GIVEN REQUEST ▸ Would you copy only the lines below, from the one containing "Enumerate this screenshot's" through the very last one, leaving the pictures out?

——————

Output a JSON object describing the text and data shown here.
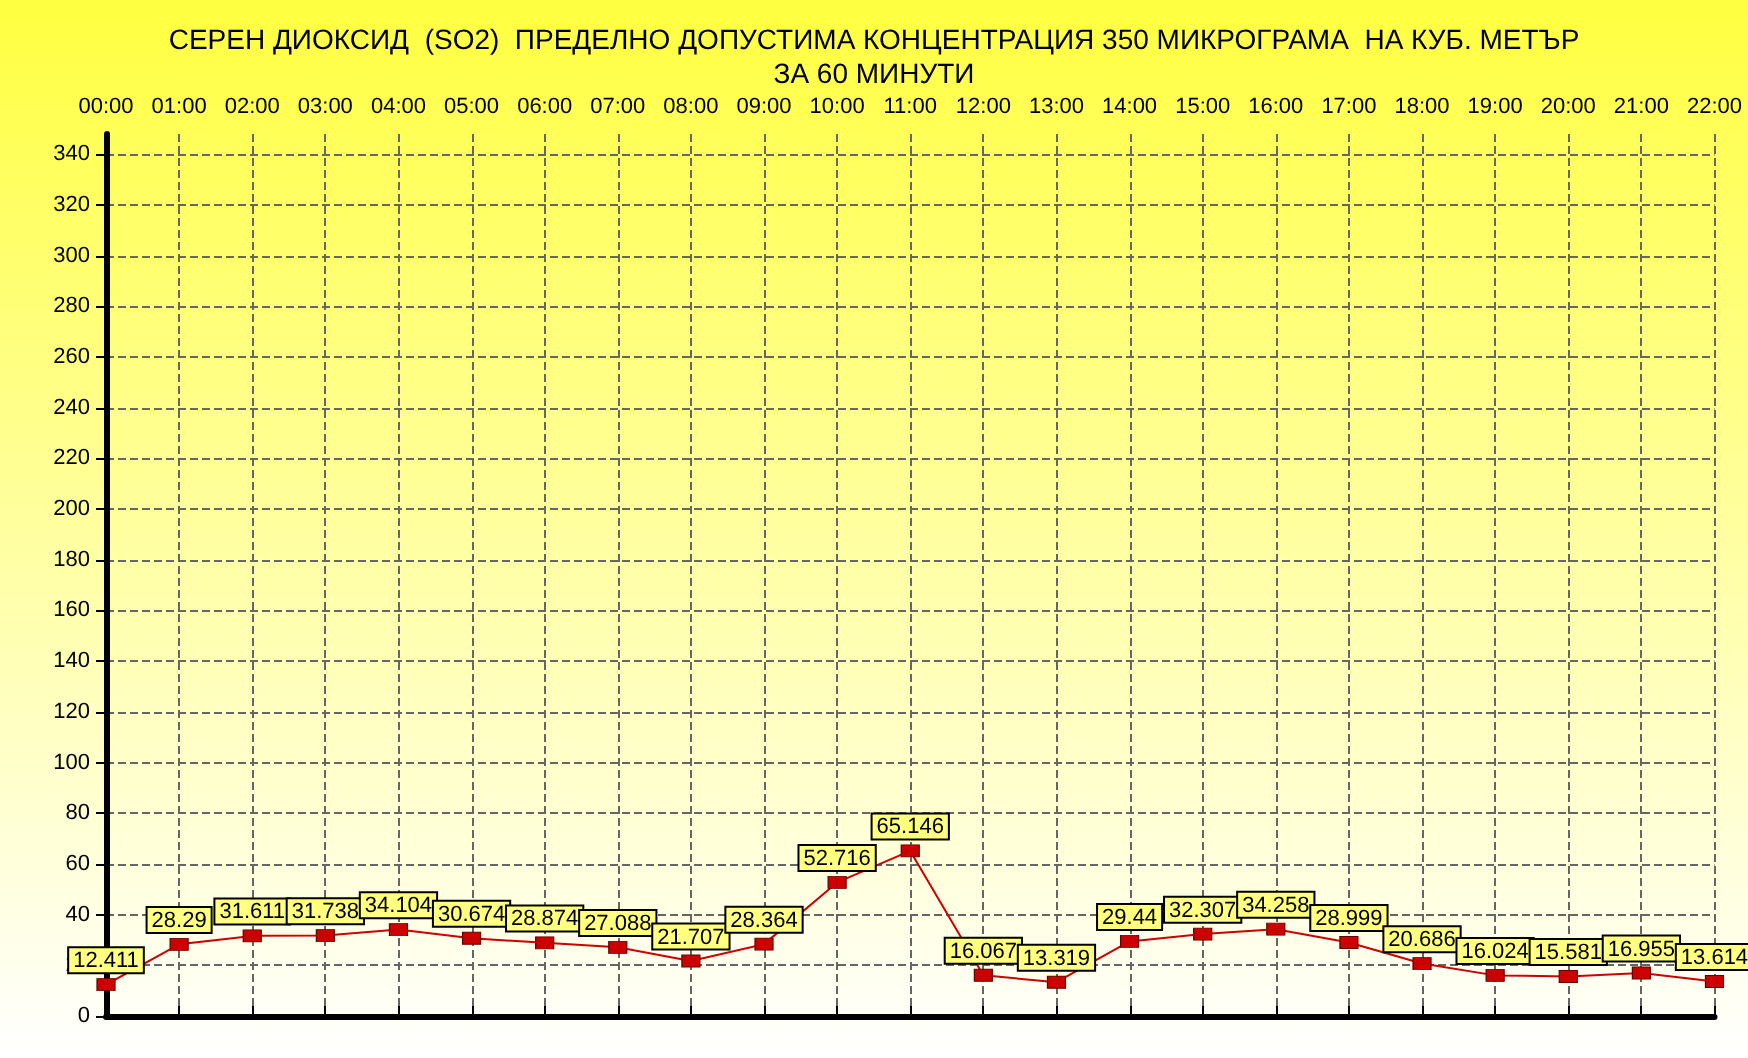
{
  "chart_data": {
    "type": "line",
    "title": "СЕРЕН ДИОКСИД  (SO2)  ПРЕДЕЛНО ДОПУСТИМА КОНЦЕНТРАЦИЯ 350 МИКРОГРАМА  НА КУБ. МЕТЪР\nЗА 60 МИНУТИ",
    "categories": [
      "00:00",
      "01:00",
      "02:00",
      "03:00",
      "04:00",
      "05:00",
      "06:00",
      "07:00",
      "08:00",
      "09:00",
      "10:00",
      "11:00",
      "12:00",
      "13:00",
      "14:00",
      "15:00",
      "16:00",
      "17:00",
      "18:00",
      "19:00",
      "20:00",
      "21:00",
      "22:00"
    ],
    "series": [
      {
        "color": "#cc0000",
        "values": [
          12.411,
          28.29,
          31.611,
          31.738,
          34.104,
          30.674,
          28.874,
          27.088,
          21.707,
          28.364,
          52.716,
          65.146,
          16.067,
          13.319,
          29.44,
          32.307,
          34.258,
          28.999,
          20.686,
          16.024,
          15.581,
          16.955,
          13.614
        ]
      }
    ],
    "ylim": [
      0,
      348
    ],
    "yticks": [
      0,
      20,
      40,
      60,
      80,
      100,
      120,
      140,
      160,
      180,
      200,
      220,
      240,
      260,
      280,
      300,
      320,
      340
    ],
    "grid": true,
    "marker": "square",
    "line_style": "solid",
    "data_labels": true
  }
}
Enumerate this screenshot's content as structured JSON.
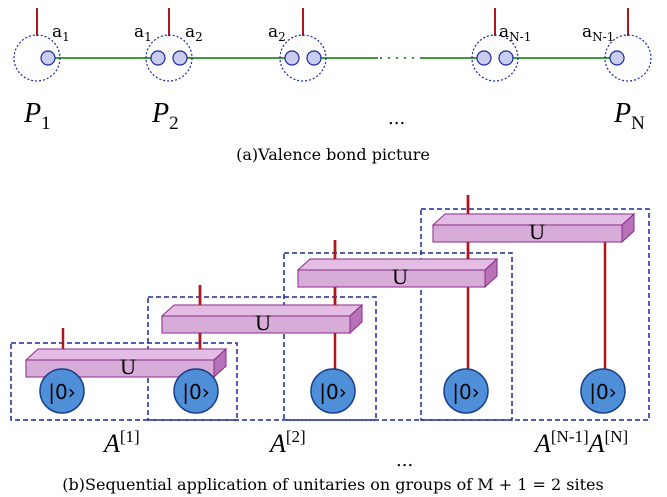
{
  "caption_a": "(a)Valence bond picture",
  "caption_b": "(b)Sequential application of unitaries on groups of M + 1 = 2 sites",
  "top": {
    "label_a1": "a",
    "sub_1": "1",
    "label_a2": "a",
    "sub_2": "2",
    "sub_n1": "N-1",
    "p1_letter": "P",
    "p1_sub": "1",
    "p2_letter": "P",
    "p2_sub": "2",
    "pn_letter": "P",
    "pn_sub": "N",
    "ellipsis": "..."
  },
  "bottom": {
    "unitary_label": "U",
    "ket_label": "|0›",
    "a_letter": "A",
    "sup_1": "[1]",
    "sup_2": "[2]",
    "sup_n1": "[N-1]",
    "sup_n": "[N]",
    "ellipsis": "..."
  },
  "colors": {
    "leg": "#b0151d",
    "bond": "#3f9a3a",
    "circle_fill": "#c9cdf0",
    "circle_stroke": "#1b2a9e",
    "slab_top": "#d8acd8",
    "slab_side": "#b873b8",
    "slab_stroke": "#8a2a8a",
    "ket_fill": "#4f8fd8",
    "ket_stroke": "#1a3f8a",
    "box_dash": "#1a2a9a"
  }
}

——————

SOLUTION FOR THIS PROBLEM ▸
Enumerate this screenshot's content as structured JSON.
{
  "caption_a": "(a)Valence bond picture",
  "caption_b": "(b)Sequential application of unitaries on groups of M + 1 = 2 sites",
  "top": {
    "label_a1": "a",
    "sub_1": "1",
    "label_a2": "a",
    "sub_2": "2",
    "sub_n1": "N-1",
    "p1_letter": "P",
    "p1_sub": "1",
    "p2_letter": "P",
    "p2_sub": "2",
    "pn_letter": "P",
    "pn_sub": "N",
    "ellipsis": "..."
  },
  "bottom": {
    "unitary_label": "U",
    "ket_label": "|0›",
    "a_letter": "A",
    "sup_1": "[1]",
    "sup_2": "[2]",
    "sup_n1": "[N-1]",
    "sup_n": "[N]",
    "ellipsis": "..."
  },
  "colors": {
    "leg": "#b0151d",
    "bond": "#3f9a3a",
    "circle_fill": "#c9cdf0",
    "circle_stroke": "#1b2a9e",
    "slab_top": "#d8acd8",
    "slab_side": "#b873b8",
    "slab_stroke": "#8a2a8a",
    "ket_fill": "#4f8fd8",
    "ket_stroke": "#1a3f8a",
    "box_dash": "#1a2a9a"
  }
}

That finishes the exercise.